In this exercise, print only the lines from the line with "Output the text content of this document." to the last line of the data below, inclusive. Any pictures should be left out.

─── ENTRIES PROVIDED

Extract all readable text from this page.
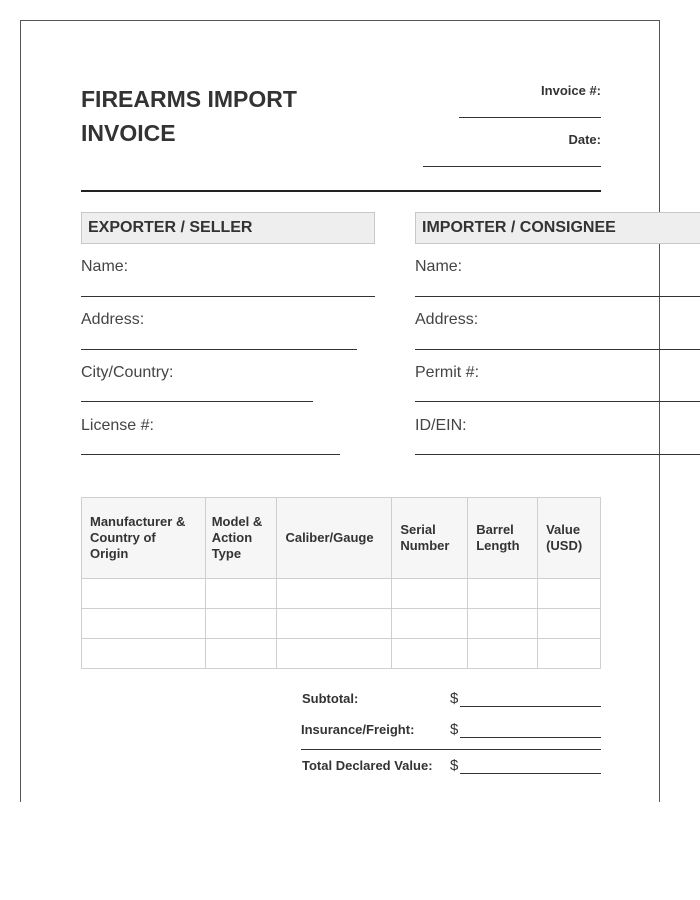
FIREARMS IMPORT INVOICE
Invoice #:
Date:
EXPORTER / SELLER
Name:
Address:
City/Country:
License #:
IMPORTER / CONSIGNEE
Name:
Address:
Permit #:
ID/EIN:
Manufacturer & Country of Origin	Model & Action Type	Caliber/Gauge	Serial Number	Barrel Length	Value (USD)

Subtotal:	$
Insurance/Freight: $
Total Declared Value: $
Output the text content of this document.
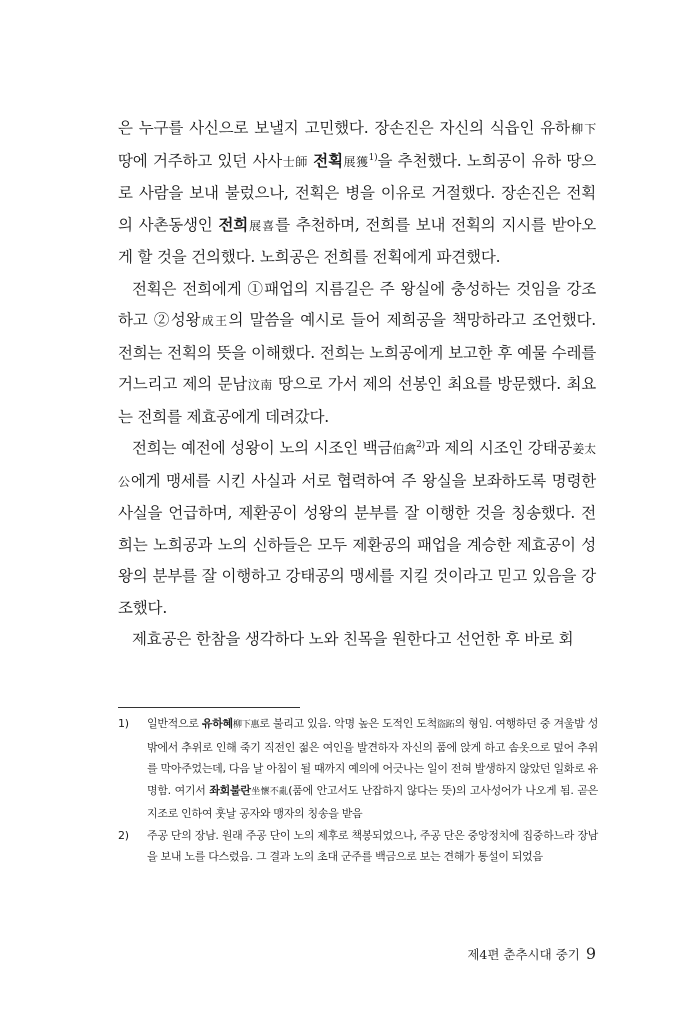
은 누구를 사신으로 보낼지 고민했다. 장손진은 자신의 식읍인 유하柳下 땅에 거주하고 있던 사사士師 전획展獲$^{1)}$을 추천했다. 노희공이 유하 땅으로 사람을 보내 불렀으나, 전획은 병을 이유로 거절했다. 장손진은 전획의 사촌동생인 전희展喜를 추천하며, 전희를 보내 전획의 지시를 받아오게 할 것을 건의했다. 노희공은 전희를 전획에게 파견했다.

전획은 전희에게 ①패업의 지름길은 주 왕실에 충성하는 것임을 강조하고 ②성왕成王의 말씀을 예시로 들어 제희공을 책망하라고 조언했다. 전희는 전획의 뜻을 이해했다. 전희는 노희공에게 보고한 후 예물 수레를 거느리고 제의 문남汶南 땅으로 가서 제의 선봉인 최요를 방문했다. 최요는 전희를 제효공에게 데려갔다.

전희는 예전에 성왕이 노의 시조인 백금伯禽$^{2)}$과 제의 시조인 강태공姜太公에게 맹세를 시킨 사실과 서로 협력하여 주 왕실을 보좌하도록 명령한 사실을 언급하며, 제환공이 성왕의 분부를 잘 이행한 것을 칭송했다. 전희는 노희공과 노의 신하들은 모두 제환공의 패업을 계승한 제효공이 성왕의 분부를 잘 이행하고 강태공의 맹세를 지킬 것이라고 믿고 있음을 강조했다.

제효공은 한참을 생각하다 노와 친목을 원한다고 선언한 후 바로 회

1)	일반적으로 유하혜柳下惠로 불리고 있음. 악명 높은 도적인 도척盜跖의 형임. 여행하던 중 겨울밤 성 밖에서 추위로 인해 죽기 직전인 젊은 여인을 발견하자 자신의 품에 앉게 하고 솜옷으로 덮어 추위를 막아주었는데, 다음 날 아침이 될 때까지 예의에 어긋나는 일이 전혀 발생하지 않았던 일화로 유명함. 여기서 좌회불란坐懷不亂(품에 안고서도 난잡하지 않다는 뜻)의 고사성어가 나오게 됨. 곧은 지조로 인하여 훗날 공자와 맹자의 칭송을 받음
2)	주공 단의 장남. 원래 주공 단이 노의 제후로 책봉되었으나, 주공 단은 중앙정치에 집중하느라 장남을 보내 노를 다스렸음. 그 결과 노의 초대 군주를 백금으로 보는 견해가 통설이 되었음
제4편 춘추시대 중기 9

──────

RESULT BELOW:
Output the text content of this document.
은 누구를 사신으로 보낼지 고민했다. 장손진은 자신의 식읍인 유하柳下 땅에 거주하고 있던 사사士師 전획展獲$^{1)}$을 추천했다. 노희공이 유하 땅으로 사람을 보내 불렀으나, 전획은 병을 이유로 거절했다. 장손진은 전획의 사촌동생인 전희展喜를 추천하며, 전희를 보내 전획의 지시를 받아오게 할 것을 건의했다. 노희공은 전희를 전획에게 파견했다.

전획은 전희에게 ①패업의 지름길은 주 왕실에 충성하는 것임을 강조하고 ②성왕成王의 말씀을 예시로 들어 제희공을 책망하라고 조언했다. 전희는 전획의 뜻을 이해했다. 전희는 노희공에게 보고한 후 예물 수레를 거느리고 제의 문남汶南 땅으로 가서 제의 선봉인 최요를 방문했다. 최요는 전희를 제효공에게 데려갔다.

전희는 예전에 성왕이 노의 시조인 백금伯禽$^{2)}$과 제의 시조인 강태공姜太公에게 맹세를 시킨 사실과 서로 협력하여 주 왕실을 보좌하도록 명령한 사실을 언급하며, 제환공이 성왕의 분부를 잘 이행한 것을 칭송했다. 전희는 노희공과 노의 신하들은 모두 제환공의 패업을 계승한 제효공이 성왕의 분부를 잘 이행하고 강태공의 맹세를 지킬 것이라고 믿고 있음을 강조했다.

제효공은 한참을 생각하다 노와 친목을 원한다고 선언한 후 바로 회

1)	일반적으로 유하혜柳下惠로 불리고 있음. 악명 높은 도적인 도척盜跖의 형임. 여행하던 중 겨울밤 성 밖에서 추위로 인해 죽기 직전인 젊은 여인을 발견하자 자신의 품에 앉게 하고 솜옷으로 덮어 추위를 막아주었는데, 다음 날 아침이 될 때까지 예의에 어긋나는 일이 전혀 발생하지 않았던 일화로 유명함. 여기서 좌회불란坐懷不亂(품에 안고서도 난잡하지 않다는 뜻)의 고사성어가 나오게 됨. 곧은 지조로 인하여 훗날 공자와 맹자의 칭송을 받음
2)	주공 단의 장남. 원래 주공 단이 노의 제후로 책봉되었으나, 주공 단은 중앙정치에 집중하느라 장남을 보내 노를 다스렸음. 그 결과 노의 초대 군주를 백금으로 보는 견해가 통설이 되었음
제4편 춘추시대 중기 9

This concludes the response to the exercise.